## Exercise objective:
Look through the listing below and report how many lines contain "государственного", as a bare number.

Dataset items

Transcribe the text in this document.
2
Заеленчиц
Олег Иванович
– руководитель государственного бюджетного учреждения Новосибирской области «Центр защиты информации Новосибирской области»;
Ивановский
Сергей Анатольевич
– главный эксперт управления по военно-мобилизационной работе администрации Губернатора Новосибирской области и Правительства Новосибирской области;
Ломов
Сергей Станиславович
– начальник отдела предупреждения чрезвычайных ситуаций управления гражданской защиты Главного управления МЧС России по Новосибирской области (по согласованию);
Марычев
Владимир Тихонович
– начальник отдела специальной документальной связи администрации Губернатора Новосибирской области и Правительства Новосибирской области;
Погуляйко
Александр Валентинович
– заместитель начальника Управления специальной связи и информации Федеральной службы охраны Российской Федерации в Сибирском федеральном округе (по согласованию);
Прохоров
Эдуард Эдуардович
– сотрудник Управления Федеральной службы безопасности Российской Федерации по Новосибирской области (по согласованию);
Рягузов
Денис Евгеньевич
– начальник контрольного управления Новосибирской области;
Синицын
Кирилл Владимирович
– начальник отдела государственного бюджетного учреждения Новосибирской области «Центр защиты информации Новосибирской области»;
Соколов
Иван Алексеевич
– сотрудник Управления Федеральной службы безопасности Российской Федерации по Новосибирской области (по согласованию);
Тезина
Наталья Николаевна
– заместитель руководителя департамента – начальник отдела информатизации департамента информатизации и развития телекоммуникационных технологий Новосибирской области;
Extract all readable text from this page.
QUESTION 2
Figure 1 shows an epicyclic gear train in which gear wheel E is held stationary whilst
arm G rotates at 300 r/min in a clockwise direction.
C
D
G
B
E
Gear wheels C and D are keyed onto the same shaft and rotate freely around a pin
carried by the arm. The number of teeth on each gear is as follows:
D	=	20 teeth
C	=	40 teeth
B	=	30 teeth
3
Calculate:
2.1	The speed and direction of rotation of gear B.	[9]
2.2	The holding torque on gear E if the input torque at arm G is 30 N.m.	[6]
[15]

## Solution:
2